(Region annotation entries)
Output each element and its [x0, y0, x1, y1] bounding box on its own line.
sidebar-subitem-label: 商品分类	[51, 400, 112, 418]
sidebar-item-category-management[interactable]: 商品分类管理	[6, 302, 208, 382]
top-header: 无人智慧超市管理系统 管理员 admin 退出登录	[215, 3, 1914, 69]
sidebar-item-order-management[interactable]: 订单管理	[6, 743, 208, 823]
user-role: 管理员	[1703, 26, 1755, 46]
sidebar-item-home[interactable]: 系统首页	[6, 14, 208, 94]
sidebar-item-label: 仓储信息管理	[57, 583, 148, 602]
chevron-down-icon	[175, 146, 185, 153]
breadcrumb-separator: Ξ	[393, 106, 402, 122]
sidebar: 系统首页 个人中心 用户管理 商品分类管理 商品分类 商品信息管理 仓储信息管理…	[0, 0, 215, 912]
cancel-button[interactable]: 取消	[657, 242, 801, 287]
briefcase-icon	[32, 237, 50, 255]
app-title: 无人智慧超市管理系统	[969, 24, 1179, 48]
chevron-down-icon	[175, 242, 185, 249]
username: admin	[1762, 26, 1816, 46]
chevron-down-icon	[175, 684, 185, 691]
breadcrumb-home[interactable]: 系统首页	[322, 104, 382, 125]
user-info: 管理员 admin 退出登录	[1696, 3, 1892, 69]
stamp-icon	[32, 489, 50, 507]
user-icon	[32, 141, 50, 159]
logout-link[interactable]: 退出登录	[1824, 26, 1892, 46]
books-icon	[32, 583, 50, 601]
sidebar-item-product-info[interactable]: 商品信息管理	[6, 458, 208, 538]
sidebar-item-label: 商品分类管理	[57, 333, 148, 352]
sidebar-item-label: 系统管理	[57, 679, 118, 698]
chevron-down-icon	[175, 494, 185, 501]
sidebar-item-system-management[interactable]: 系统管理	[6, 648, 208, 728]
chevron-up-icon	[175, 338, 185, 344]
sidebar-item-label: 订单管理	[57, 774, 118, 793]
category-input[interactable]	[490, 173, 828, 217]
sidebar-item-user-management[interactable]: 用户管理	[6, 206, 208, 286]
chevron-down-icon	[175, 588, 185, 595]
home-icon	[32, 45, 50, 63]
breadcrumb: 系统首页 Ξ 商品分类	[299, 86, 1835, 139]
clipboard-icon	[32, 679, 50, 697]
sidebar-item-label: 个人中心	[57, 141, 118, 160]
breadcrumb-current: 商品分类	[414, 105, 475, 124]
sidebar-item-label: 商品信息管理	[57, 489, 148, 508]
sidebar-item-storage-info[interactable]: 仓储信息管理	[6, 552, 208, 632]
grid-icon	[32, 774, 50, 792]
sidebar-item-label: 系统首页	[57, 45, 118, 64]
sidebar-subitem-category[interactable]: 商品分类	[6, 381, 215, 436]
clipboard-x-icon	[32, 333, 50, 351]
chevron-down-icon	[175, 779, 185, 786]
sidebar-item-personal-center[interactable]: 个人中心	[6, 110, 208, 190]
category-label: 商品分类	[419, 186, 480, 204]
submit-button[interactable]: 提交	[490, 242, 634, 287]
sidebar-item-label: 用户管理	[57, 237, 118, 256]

...

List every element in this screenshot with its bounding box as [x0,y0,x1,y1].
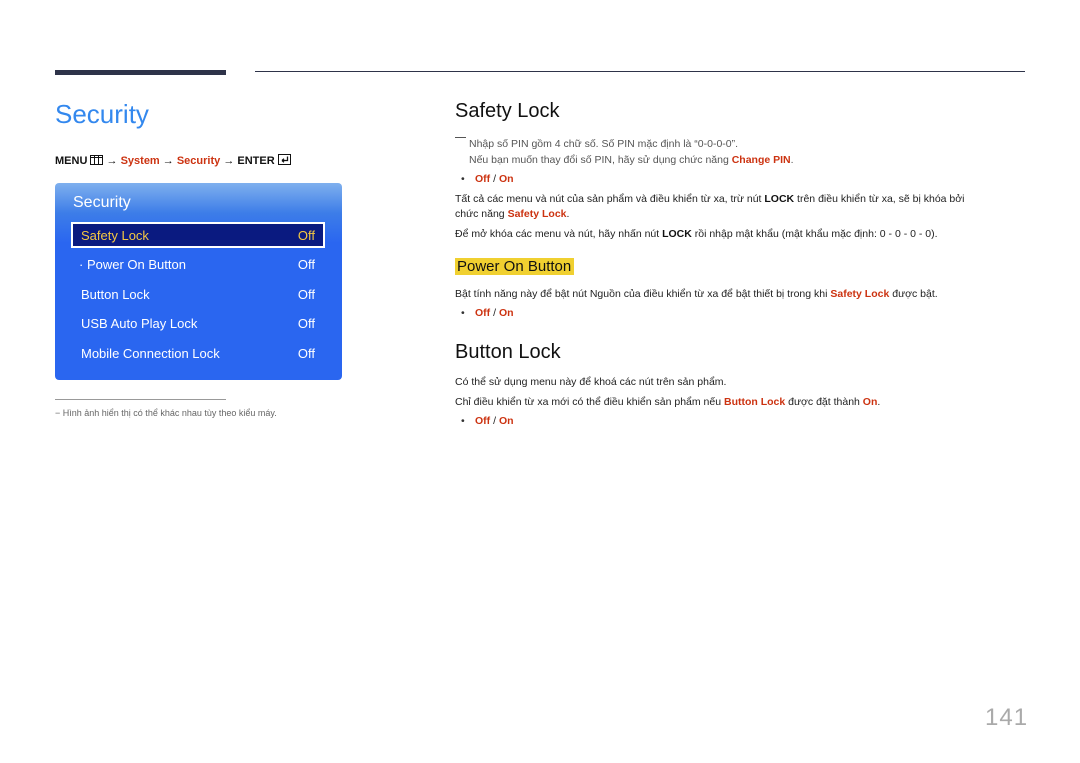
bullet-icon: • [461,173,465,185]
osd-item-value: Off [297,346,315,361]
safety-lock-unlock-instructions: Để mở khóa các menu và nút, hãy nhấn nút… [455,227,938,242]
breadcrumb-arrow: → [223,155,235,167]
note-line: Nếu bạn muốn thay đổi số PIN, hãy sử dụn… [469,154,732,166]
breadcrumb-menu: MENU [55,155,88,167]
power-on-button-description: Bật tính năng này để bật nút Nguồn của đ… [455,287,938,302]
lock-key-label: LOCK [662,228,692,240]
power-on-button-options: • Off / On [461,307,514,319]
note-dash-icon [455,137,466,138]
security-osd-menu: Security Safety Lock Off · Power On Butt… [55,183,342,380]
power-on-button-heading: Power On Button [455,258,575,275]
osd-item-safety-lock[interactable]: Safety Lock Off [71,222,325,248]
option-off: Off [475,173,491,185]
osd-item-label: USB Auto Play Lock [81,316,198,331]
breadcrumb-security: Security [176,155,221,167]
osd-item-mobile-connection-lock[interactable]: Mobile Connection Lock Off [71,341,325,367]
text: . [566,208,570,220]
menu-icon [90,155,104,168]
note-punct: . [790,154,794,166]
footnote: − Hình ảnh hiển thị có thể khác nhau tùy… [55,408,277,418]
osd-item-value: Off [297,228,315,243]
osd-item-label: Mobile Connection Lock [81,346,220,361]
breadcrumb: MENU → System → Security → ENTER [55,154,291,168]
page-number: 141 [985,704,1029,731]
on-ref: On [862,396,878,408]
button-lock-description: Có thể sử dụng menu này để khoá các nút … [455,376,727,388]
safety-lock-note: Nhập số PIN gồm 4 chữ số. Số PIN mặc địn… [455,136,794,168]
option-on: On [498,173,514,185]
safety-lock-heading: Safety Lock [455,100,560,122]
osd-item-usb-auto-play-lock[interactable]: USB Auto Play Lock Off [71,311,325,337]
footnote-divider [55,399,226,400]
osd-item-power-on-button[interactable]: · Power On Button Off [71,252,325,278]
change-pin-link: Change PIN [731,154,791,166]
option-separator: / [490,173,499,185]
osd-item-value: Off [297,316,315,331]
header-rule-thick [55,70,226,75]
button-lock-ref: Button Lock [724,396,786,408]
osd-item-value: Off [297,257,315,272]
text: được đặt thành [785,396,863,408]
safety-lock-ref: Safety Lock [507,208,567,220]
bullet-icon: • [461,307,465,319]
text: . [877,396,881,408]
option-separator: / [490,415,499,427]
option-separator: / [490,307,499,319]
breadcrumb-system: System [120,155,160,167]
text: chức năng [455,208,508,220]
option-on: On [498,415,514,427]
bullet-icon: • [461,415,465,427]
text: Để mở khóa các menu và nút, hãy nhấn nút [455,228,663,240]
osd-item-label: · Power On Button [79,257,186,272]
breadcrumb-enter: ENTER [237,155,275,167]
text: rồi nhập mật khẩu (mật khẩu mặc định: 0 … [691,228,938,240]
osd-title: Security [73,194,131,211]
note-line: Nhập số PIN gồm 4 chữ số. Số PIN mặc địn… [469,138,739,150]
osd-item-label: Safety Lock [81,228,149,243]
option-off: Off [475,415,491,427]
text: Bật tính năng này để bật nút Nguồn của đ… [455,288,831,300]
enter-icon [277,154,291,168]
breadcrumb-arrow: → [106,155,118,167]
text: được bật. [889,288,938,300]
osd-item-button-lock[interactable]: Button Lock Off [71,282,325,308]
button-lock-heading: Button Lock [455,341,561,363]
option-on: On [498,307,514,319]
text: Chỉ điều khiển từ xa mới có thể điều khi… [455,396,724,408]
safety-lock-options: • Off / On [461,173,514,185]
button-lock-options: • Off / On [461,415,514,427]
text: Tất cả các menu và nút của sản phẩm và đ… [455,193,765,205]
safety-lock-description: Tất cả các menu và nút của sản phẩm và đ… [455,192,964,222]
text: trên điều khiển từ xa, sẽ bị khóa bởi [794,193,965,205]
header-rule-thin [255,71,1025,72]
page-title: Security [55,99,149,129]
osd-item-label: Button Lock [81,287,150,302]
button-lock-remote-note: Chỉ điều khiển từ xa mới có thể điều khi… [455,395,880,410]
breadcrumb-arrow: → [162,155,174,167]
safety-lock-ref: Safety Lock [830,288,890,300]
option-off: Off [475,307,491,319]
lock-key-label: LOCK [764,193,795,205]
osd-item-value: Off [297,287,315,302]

### Aim
Reproduce verbatim the lines from the one containing "bullet-icon: • [461,173,465,185]" through the one containing "osd-item-label: USB Auto", with both of those lines included.

### Solution to the exercise
bullet-icon: • [461,173,465,185]
osd-item-value: Off [297,346,315,361]
safety-lock-unlock-instructions: Để mở khóa các menu và nút, hãy nhấn nút… [455,227,938,242]
breadcrumb-arrow: → [223,155,235,167]
note-line: Nếu bạn muốn thay đổi số PIN, hãy sử dụn… [469,154,732,166]
breadcrumb-menu: MENU [55,155,88,167]
power-on-button-description: Bật tính năng này để bật nút Nguồn của đ… [455,287,938,302]
lock-key-label: LOCK [662,228,692,240]
power-on-button-options: • Off / On [461,307,514,319]
note-dash-icon [455,137,466,138]
security-osd-menu: Security Safety Lock Off · Power On Butt… [55,183,342,380]
power-on-button-heading: Power On Button [455,258,575,275]
osd-item-safety-lock[interactable]: Safety Lock Off [71,222,325,248]
option-off: Off [475,173,491,185]
osd-item-label: USB Auto Play Lock [81,316,198,331]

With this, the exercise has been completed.